Task description
Return every entry exactly, except for any pictures.

════════════════════

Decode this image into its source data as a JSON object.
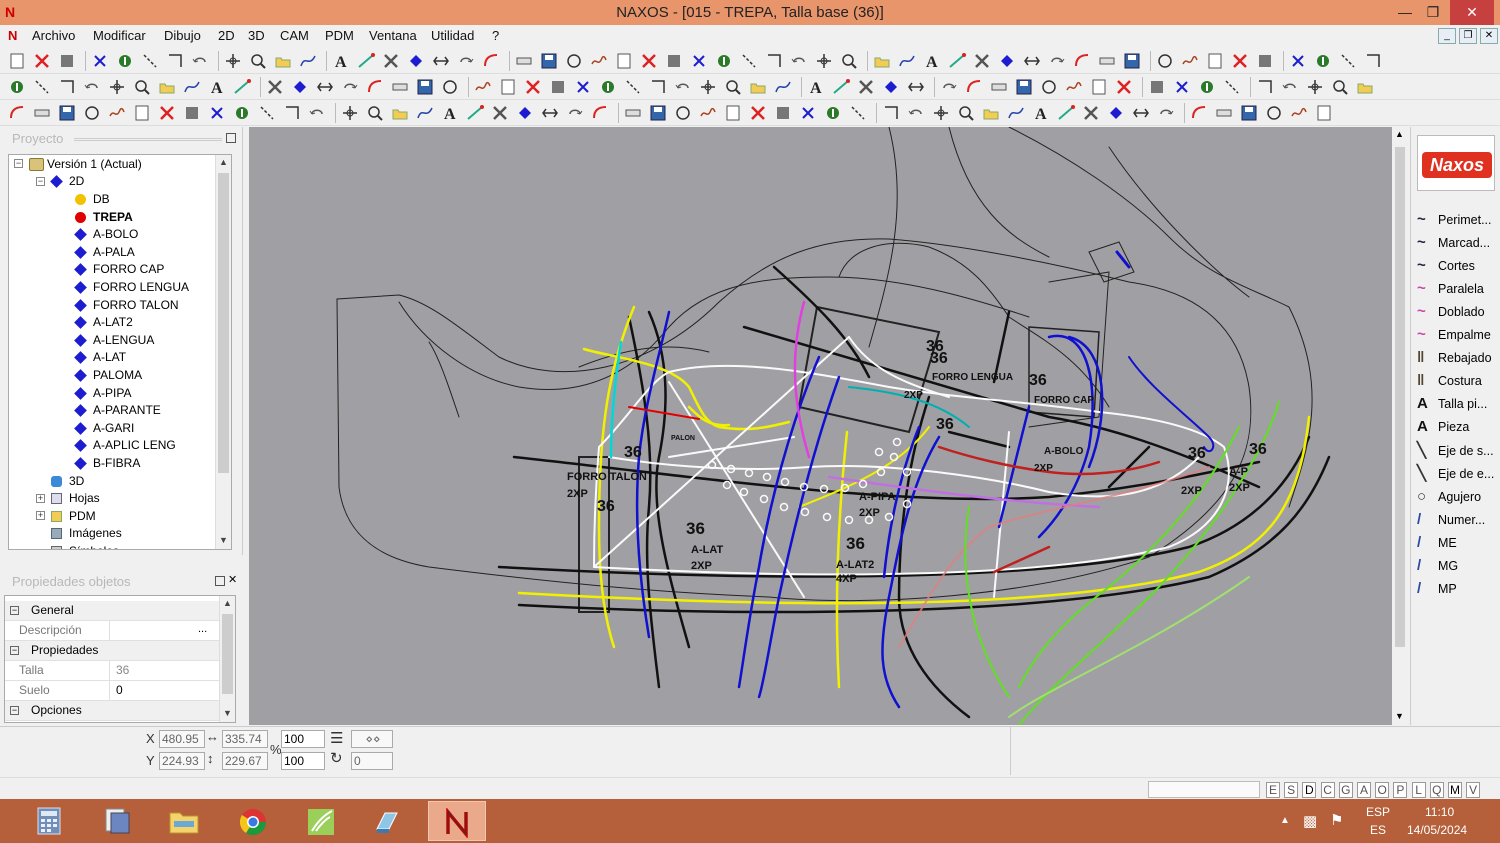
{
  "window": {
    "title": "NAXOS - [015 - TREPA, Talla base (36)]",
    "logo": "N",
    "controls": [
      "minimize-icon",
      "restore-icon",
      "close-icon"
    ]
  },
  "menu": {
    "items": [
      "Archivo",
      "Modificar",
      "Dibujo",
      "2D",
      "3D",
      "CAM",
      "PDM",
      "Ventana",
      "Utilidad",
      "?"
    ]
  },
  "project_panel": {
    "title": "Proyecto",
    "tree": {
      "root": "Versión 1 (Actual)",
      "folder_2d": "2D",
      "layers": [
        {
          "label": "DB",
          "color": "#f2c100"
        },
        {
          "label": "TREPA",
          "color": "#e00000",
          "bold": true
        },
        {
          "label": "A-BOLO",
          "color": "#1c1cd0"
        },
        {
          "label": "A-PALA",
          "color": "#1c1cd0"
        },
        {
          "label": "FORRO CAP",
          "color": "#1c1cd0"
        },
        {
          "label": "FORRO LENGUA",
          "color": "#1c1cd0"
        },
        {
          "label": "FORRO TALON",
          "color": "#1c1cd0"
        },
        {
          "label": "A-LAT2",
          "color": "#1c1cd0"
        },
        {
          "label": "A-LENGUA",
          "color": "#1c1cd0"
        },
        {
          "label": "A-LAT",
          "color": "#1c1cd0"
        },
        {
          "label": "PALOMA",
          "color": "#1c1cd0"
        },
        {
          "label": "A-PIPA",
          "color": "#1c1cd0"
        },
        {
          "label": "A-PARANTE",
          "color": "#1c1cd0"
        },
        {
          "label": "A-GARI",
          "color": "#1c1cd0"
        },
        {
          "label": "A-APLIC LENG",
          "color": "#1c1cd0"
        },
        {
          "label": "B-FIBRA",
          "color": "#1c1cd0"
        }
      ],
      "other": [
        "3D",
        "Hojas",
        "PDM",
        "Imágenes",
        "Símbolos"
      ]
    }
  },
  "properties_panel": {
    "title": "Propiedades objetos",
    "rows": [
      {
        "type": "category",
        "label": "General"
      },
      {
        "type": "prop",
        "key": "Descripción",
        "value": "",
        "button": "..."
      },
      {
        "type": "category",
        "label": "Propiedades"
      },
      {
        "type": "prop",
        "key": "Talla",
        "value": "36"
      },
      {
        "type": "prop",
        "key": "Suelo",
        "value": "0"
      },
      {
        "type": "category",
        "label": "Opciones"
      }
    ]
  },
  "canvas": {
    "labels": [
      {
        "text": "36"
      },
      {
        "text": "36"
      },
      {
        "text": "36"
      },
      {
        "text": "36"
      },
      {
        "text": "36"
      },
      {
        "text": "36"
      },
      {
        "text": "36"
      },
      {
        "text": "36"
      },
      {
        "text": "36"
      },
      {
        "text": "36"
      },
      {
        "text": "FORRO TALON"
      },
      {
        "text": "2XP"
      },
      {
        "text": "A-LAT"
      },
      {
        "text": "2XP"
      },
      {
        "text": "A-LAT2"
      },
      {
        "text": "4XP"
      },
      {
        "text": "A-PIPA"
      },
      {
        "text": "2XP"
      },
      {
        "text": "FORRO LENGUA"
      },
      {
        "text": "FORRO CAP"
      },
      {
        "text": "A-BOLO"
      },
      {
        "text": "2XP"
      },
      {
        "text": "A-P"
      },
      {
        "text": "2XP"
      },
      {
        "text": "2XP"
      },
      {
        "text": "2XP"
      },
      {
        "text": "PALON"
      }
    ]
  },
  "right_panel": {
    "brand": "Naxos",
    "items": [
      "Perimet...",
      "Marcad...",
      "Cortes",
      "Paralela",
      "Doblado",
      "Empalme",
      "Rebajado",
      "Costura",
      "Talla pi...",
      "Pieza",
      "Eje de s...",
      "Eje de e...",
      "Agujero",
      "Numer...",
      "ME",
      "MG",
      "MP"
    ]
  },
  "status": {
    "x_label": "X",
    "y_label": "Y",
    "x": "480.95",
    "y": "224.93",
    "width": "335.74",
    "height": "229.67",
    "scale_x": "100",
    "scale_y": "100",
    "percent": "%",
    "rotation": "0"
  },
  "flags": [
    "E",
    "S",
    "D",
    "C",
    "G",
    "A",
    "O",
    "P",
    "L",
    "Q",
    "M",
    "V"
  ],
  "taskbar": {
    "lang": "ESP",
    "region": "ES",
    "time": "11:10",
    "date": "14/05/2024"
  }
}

════════════════════

Exercise answer
Decode this image into its source data as a JSON object.
{
  "window": {
    "title": "NAXOS - [015 - TREPA, Talla base (36)]",
    "logo": "N",
    "controls": [
      "minimize-icon",
      "restore-icon",
      "close-icon"
    ]
  },
  "menu": {
    "items": [
      "Archivo",
      "Modificar",
      "Dibujo",
      "2D",
      "3D",
      "CAM",
      "PDM",
      "Ventana",
      "Utilidad",
      "?"
    ]
  },
  "project_panel": {
    "title": "Proyecto",
    "tree": {
      "root": "Versión 1 (Actual)",
      "folder_2d": "2D",
      "layers": [
        {
          "label": "DB",
          "color": "#f2c100"
        },
        {
          "label": "TREPA",
          "color": "#e00000",
          "bold": true
        },
        {
          "label": "A-BOLO",
          "color": "#1c1cd0"
        },
        {
          "label": "A-PALA",
          "color": "#1c1cd0"
        },
        {
          "label": "FORRO CAP",
          "color": "#1c1cd0"
        },
        {
          "label": "FORRO LENGUA",
          "color": "#1c1cd0"
        },
        {
          "label": "FORRO TALON",
          "color": "#1c1cd0"
        },
        {
          "label": "A-LAT2",
          "color": "#1c1cd0"
        },
        {
          "label": "A-LENGUA",
          "color": "#1c1cd0"
        },
        {
          "label": "A-LAT",
          "color": "#1c1cd0"
        },
        {
          "label": "PALOMA",
          "color": "#1c1cd0"
        },
        {
          "label": "A-PIPA",
          "color": "#1c1cd0"
        },
        {
          "label": "A-PARANTE",
          "color": "#1c1cd0"
        },
        {
          "label": "A-GARI",
          "color": "#1c1cd0"
        },
        {
          "label": "A-APLIC LENG",
          "color": "#1c1cd0"
        },
        {
          "label": "B-FIBRA",
          "color": "#1c1cd0"
        }
      ],
      "other": [
        "3D",
        "Hojas",
        "PDM",
        "Imágenes",
        "Símbolos"
      ]
    }
  },
  "properties_panel": {
    "title": "Propiedades objetos",
    "rows": [
      {
        "type": "category",
        "label": "General"
      },
      {
        "type": "prop",
        "key": "Descripción",
        "value": "",
        "button": "..."
      },
      {
        "type": "category",
        "label": "Propiedades"
      },
      {
        "type": "prop",
        "key": "Talla",
        "value": "36"
      },
      {
        "type": "prop",
        "key": "Suelo",
        "value": "0"
      },
      {
        "type": "category",
        "label": "Opciones"
      }
    ]
  },
  "canvas": {
    "labels": [
      {
        "text": "36"
      },
      {
        "text": "36"
      },
      {
        "text": "36"
      },
      {
        "text": "36"
      },
      {
        "text": "36"
      },
      {
        "text": "36"
      },
      {
        "text": "36"
      },
      {
        "text": "36"
      },
      {
        "text": "36"
      },
      {
        "text": "36"
      },
      {
        "text": "FORRO TALON"
      },
      {
        "text": "2XP"
      },
      {
        "text": "A-LAT"
      },
      {
        "text": "2XP"
      },
      {
        "text": "A-LAT2"
      },
      {
        "text": "4XP"
      },
      {
        "text": "A-PIPA"
      },
      {
        "text": "2XP"
      },
      {
        "text": "FORRO LENGUA"
      },
      {
        "text": "FORRO CAP"
      },
      {
        "text": "A-BOLO"
      },
      {
        "text": "2XP"
      },
      {
        "text": "A-P"
      },
      {
        "text": "2XP"
      },
      {
        "text": "2XP"
      },
      {
        "text": "2XP"
      },
      {
        "text": "PALON"
      }
    ]
  },
  "right_panel": {
    "brand": "Naxos",
    "items": [
      "Perimet...",
      "Marcad...",
      "Cortes",
      "Paralela",
      "Doblado",
      "Empalme",
      "Rebajado",
      "Costura",
      "Talla pi...",
      "Pieza",
      "Eje de s...",
      "Eje de e...",
      "Agujero",
      "Numer...",
      "ME",
      "MG",
      "MP"
    ]
  },
  "status": {
    "x_label": "X",
    "y_label": "Y",
    "x": "480.95",
    "y": "224.93",
    "width": "335.74",
    "height": "229.67",
    "scale_x": "100",
    "scale_y": "100",
    "percent": "%",
    "rotation": "0"
  },
  "flags": [
    "E",
    "S",
    "D",
    "C",
    "G",
    "A",
    "O",
    "P",
    "L",
    "Q",
    "M",
    "V"
  ],
  "taskbar": {
    "lang": "ESP",
    "region": "ES",
    "time": "11:10",
    "date": "14/05/2024"
  }
}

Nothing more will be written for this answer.